**PROBLEM REQUIREMENTS:**
Your task is to repeat the entries underneath exactly, minus the pictures.
───── SUPPLIED ENTRIES ─────
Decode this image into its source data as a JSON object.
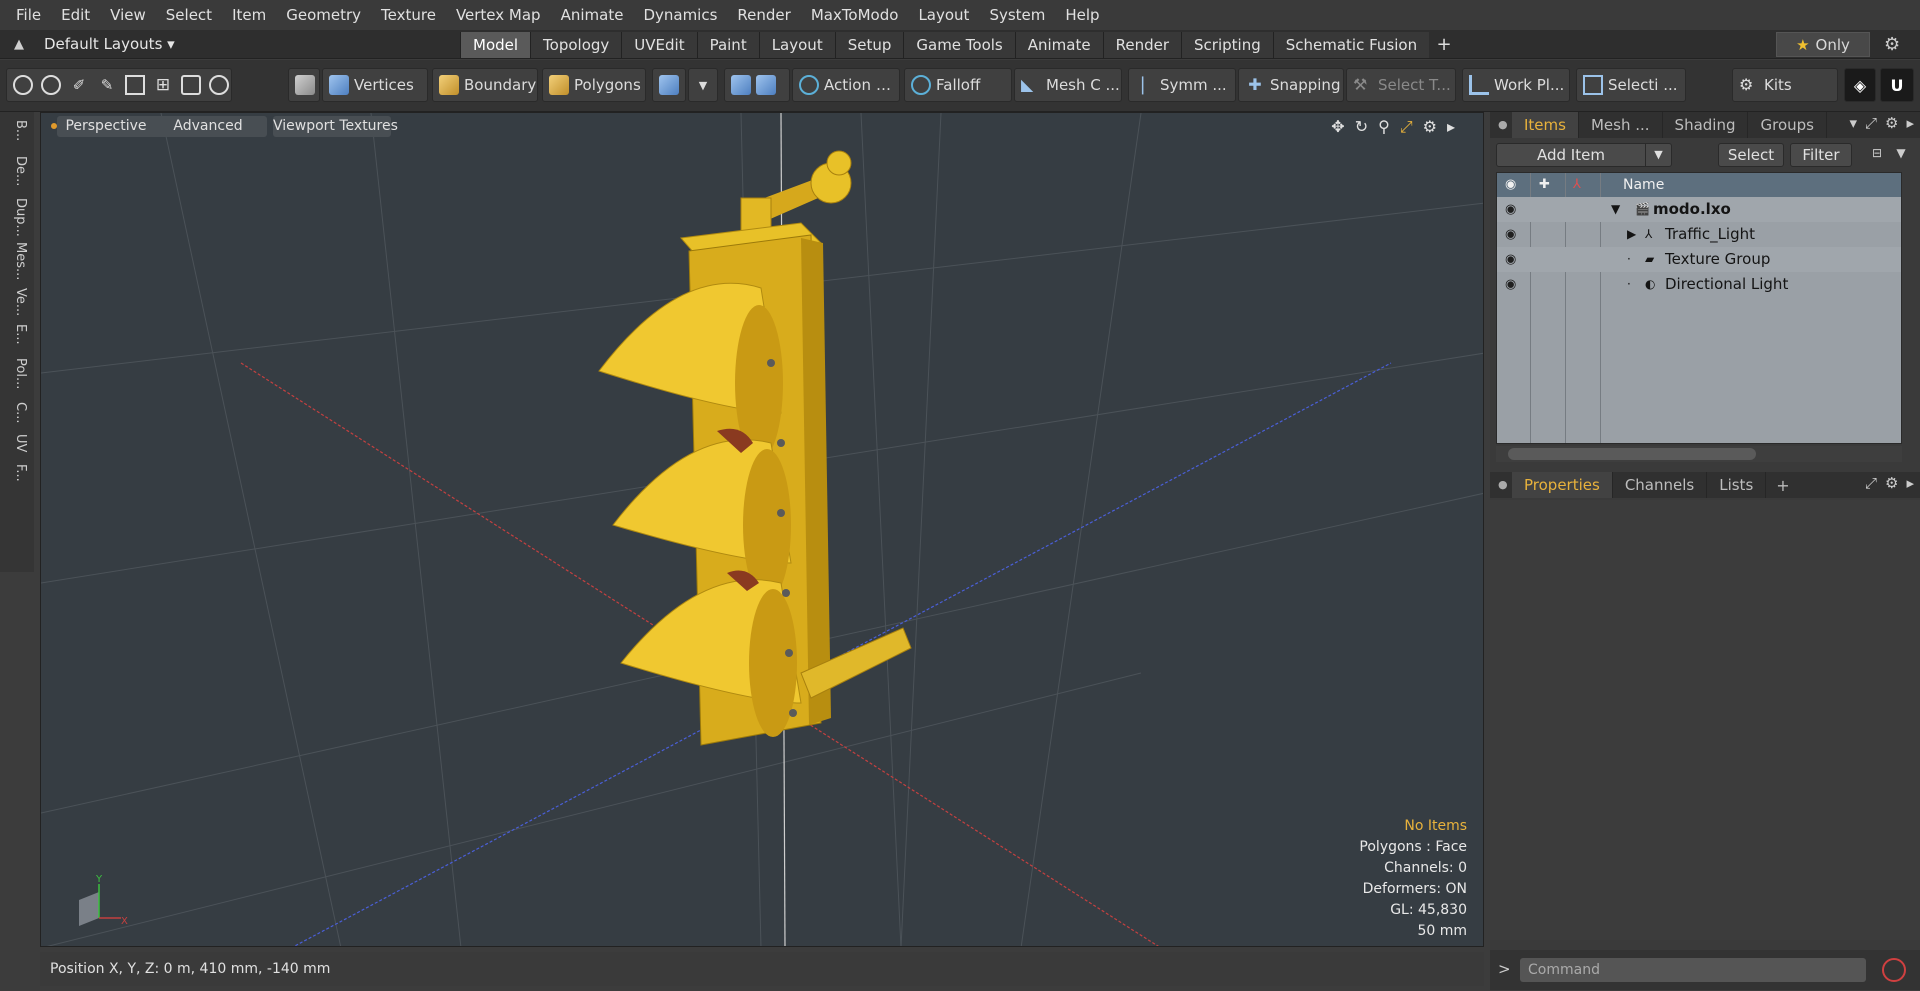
{
  "menu": [
    "File",
    "Edit",
    "View",
    "Select",
    "Item",
    "Geometry",
    "Texture",
    "Vertex Map",
    "Animate",
    "Dynamics",
    "Render",
    "MaxToModo",
    "Layout",
    "System",
    "Help"
  ],
  "layout_dropdown": "Default Layouts ▾",
  "layout_tabs": [
    "Model",
    "Topology",
    "UVEdit",
    "Paint",
    "Layout",
    "Setup",
    "Game Tools",
    "Animate",
    "Render",
    "Scripting",
    "Schematic Fusion"
  ],
  "active_layout_tab": "Model",
  "only_label": "Only",
  "toolbar": {
    "vertices": "Vertices",
    "boundary": "Boundary",
    "polygons": "Polygons",
    "action": "Action",
    "action_more": "…",
    "falloff": "Falloff",
    "mesh": "Mesh C ...",
    "symmetry": "Symm ...",
    "snapping": "Snapping",
    "select_t": "Select T...",
    "work_plane": "Work Pl...",
    "selection": "Selecti ...",
    "kits": "Kits"
  },
  "left_tabs": [
    "B...",
    "De...",
    "Dup...",
    "Mes...",
    "Ve...",
    "E...",
    "Pol...",
    "C...",
    "UV",
    "F..."
  ],
  "viewport": {
    "perspective": "Perspective",
    "advanced": "Advanced",
    "textures": "Viewport Textures",
    "info": {
      "selection": "No Items",
      "polygons": "Polygons : Face",
      "channels": "Channels: 0",
      "deformers": "Deformers: ON",
      "gl": "GL: 45,830",
      "scale": "50 mm"
    },
    "axis_labels": {
      "x": "X",
      "y": "Y",
      "z": "Z"
    }
  },
  "status": {
    "position": "Position X, Y, Z:   0 m, 410 mm, -140 mm"
  },
  "items_panel": {
    "tabs": [
      "Items",
      "Mesh ...",
      "Shading",
      "Groups"
    ],
    "active_tab": "Items",
    "add_item": "Add Item",
    "select": "Select",
    "filter": "Filter",
    "column_name": "Name",
    "tree": [
      {
        "label": "modo.lxo",
        "bold": true,
        "icon": "scene-icon",
        "indent": 0
      },
      {
        "label": "Traffic_Light",
        "bold": false,
        "icon": "locator-icon",
        "indent": 1
      },
      {
        "label": "Texture Group",
        "bold": false,
        "icon": "texture-group-icon",
        "indent": 1
      },
      {
        "label": "Directional Light",
        "bold": false,
        "icon": "light-icon",
        "indent": 1
      }
    ]
  },
  "properties_panel": {
    "tabs": [
      "Properties",
      "Channels",
      "Lists"
    ],
    "active_tab": "Properties"
  },
  "command": {
    "prompt": ">",
    "placeholder": "Command"
  },
  "colors": {
    "accent": "#e8b23c",
    "model_yellow": "#e8c128",
    "axis_x": "#c44040",
    "axis_z": "#4a5fd8"
  }
}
─────
**EXERCISE SOLUTION:**
Decode this image into its source data as a JSON object.
{
  "menu": [
    "File",
    "Edit",
    "View",
    "Select",
    "Item",
    "Geometry",
    "Texture",
    "Vertex Map",
    "Animate",
    "Dynamics",
    "Render",
    "MaxToModo",
    "Layout",
    "System",
    "Help"
  ],
  "layout_dropdown": "Default Layouts ▾",
  "layout_tabs": [
    "Model",
    "Topology",
    "UVEdit",
    "Paint",
    "Layout",
    "Setup",
    "Game Tools",
    "Animate",
    "Render",
    "Scripting",
    "Schematic Fusion"
  ],
  "active_layout_tab": "Model",
  "only_label": "Only",
  "toolbar": {
    "vertices": "Vertices",
    "boundary": "Boundary",
    "polygons": "Polygons",
    "action": "Action",
    "action_more": "…",
    "falloff": "Falloff",
    "mesh": "Mesh C ...",
    "symmetry": "Symm ...",
    "snapping": "Snapping",
    "select_t": "Select T...",
    "work_plane": "Work Pl...",
    "selection": "Selecti ...",
    "kits": "Kits"
  },
  "left_tabs": [
    "B...",
    "De...",
    "Dup...",
    "Mes...",
    "Ve...",
    "E...",
    "Pol...",
    "C...",
    "UV",
    "F..."
  ],
  "viewport": {
    "perspective": "Perspective",
    "advanced": "Advanced",
    "textures": "Viewport Textures",
    "info": {
      "selection": "No Items",
      "polygons": "Polygons : Face",
      "channels": "Channels: 0",
      "deformers": "Deformers: ON",
      "gl": "GL: 45,830",
      "scale": "50 mm"
    },
    "axis_labels": {
      "x": "X",
      "y": "Y",
      "z": "Z"
    }
  },
  "status": {
    "position": "Position X, Y, Z:   0 m, 410 mm, -140 mm"
  },
  "items_panel": {
    "tabs": [
      "Items",
      "Mesh ...",
      "Shading",
      "Groups"
    ],
    "active_tab": "Items",
    "add_item": "Add Item",
    "select": "Select",
    "filter": "Filter",
    "column_name": "Name",
    "tree": [
      {
        "label": "modo.lxo",
        "bold": true,
        "icon": "scene-icon",
        "indent": 0
      },
      {
        "label": "Traffic_Light",
        "bold": false,
        "icon": "locator-icon",
        "indent": 1
      },
      {
        "label": "Texture Group",
        "bold": false,
        "icon": "texture-group-icon",
        "indent": 1
      },
      {
        "label": "Directional Light",
        "bold": false,
        "icon": "light-icon",
        "indent": 1
      }
    ]
  },
  "properties_panel": {
    "tabs": [
      "Properties",
      "Channels",
      "Lists"
    ],
    "active_tab": "Properties"
  },
  "command": {
    "prompt": ">",
    "placeholder": "Command"
  },
  "colors": {
    "accent": "#e8b23c",
    "model_yellow": "#e8c128",
    "axis_x": "#c44040",
    "axis_z": "#4a5fd8"
  }
}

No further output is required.